**Instruction**
Which lines in the material below contain the word "content"? Copy each of them.

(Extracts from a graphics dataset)
┄┄┄┄┄┄
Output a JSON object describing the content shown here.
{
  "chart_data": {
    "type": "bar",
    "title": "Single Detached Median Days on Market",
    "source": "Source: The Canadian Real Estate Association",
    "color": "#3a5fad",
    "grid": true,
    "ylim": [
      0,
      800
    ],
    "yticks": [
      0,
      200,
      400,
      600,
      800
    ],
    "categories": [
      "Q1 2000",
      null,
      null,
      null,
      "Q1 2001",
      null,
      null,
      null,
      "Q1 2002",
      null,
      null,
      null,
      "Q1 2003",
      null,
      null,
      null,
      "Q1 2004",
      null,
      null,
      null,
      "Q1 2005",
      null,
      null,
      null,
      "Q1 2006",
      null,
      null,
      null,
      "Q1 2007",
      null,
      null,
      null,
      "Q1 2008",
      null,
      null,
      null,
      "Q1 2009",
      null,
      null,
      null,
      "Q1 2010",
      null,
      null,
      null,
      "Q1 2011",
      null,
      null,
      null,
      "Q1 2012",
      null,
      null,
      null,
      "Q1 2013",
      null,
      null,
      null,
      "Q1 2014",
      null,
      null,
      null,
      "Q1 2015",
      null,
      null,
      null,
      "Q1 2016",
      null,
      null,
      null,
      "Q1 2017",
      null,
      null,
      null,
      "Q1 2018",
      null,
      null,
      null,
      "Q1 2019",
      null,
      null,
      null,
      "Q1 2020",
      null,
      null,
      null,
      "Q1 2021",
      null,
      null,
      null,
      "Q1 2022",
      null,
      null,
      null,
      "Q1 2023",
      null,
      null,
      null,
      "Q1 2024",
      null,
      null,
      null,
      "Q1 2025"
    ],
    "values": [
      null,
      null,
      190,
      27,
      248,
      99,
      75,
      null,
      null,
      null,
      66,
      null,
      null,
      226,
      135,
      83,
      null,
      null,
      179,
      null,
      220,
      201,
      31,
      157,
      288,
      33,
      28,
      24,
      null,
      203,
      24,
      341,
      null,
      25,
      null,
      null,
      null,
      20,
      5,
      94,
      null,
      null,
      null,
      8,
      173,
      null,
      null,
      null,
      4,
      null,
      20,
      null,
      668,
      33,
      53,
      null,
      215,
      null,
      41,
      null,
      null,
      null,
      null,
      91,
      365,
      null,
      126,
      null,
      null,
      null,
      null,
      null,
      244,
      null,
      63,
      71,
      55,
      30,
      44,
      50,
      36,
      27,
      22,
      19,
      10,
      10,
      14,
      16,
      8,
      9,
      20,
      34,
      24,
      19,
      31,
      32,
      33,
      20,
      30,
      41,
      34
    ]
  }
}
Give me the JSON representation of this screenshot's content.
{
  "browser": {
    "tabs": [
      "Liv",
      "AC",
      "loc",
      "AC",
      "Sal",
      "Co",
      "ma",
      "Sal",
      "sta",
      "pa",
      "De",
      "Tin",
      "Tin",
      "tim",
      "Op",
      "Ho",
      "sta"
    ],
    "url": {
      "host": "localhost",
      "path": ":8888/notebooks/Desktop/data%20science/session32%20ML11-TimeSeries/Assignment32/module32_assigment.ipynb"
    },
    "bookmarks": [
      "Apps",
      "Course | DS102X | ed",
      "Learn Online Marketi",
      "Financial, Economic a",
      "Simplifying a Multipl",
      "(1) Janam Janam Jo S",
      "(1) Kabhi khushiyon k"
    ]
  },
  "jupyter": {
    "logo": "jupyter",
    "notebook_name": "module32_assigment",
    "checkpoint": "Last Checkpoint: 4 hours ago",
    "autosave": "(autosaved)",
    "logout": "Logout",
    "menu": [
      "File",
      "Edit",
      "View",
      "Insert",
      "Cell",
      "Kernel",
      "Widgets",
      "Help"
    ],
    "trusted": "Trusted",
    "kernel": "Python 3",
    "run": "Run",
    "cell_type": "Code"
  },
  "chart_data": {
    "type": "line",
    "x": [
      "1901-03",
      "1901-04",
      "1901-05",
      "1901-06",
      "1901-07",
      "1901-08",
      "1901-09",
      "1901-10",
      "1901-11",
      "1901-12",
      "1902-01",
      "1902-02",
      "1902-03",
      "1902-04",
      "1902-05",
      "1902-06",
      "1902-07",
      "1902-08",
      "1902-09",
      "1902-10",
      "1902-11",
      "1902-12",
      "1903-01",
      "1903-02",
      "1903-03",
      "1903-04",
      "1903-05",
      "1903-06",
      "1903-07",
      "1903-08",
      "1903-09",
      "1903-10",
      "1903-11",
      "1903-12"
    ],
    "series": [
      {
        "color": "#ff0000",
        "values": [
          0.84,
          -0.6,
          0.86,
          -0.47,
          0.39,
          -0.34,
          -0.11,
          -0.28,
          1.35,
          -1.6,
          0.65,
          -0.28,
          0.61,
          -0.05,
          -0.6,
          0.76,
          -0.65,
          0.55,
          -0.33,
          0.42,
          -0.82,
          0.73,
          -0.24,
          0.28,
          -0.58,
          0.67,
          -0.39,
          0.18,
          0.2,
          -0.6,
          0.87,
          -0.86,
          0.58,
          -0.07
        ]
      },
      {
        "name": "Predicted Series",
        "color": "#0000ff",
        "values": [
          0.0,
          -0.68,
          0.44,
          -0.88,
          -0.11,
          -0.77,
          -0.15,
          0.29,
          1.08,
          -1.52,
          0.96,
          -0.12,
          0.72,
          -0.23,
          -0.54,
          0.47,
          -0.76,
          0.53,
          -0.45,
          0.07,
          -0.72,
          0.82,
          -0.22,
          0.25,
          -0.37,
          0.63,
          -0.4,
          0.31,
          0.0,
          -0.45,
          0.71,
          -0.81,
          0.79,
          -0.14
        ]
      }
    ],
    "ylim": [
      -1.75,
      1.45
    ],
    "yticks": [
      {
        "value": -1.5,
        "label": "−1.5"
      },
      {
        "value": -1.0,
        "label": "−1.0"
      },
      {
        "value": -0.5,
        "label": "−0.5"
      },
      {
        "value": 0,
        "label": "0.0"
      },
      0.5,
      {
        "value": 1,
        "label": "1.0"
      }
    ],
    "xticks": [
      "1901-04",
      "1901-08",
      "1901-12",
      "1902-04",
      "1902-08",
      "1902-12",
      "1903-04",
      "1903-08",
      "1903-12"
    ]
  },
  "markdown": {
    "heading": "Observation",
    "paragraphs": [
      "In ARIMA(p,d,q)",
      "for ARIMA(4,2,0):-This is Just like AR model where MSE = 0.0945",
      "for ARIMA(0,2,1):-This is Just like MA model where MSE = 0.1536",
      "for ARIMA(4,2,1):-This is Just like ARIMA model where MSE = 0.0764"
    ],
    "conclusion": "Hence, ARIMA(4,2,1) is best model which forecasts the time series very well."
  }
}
┄┄┄┄┄┄
**Answer to the problem**
Output a JSON object describing the content shown here.
Give me the JSON representation of this screenshot's content.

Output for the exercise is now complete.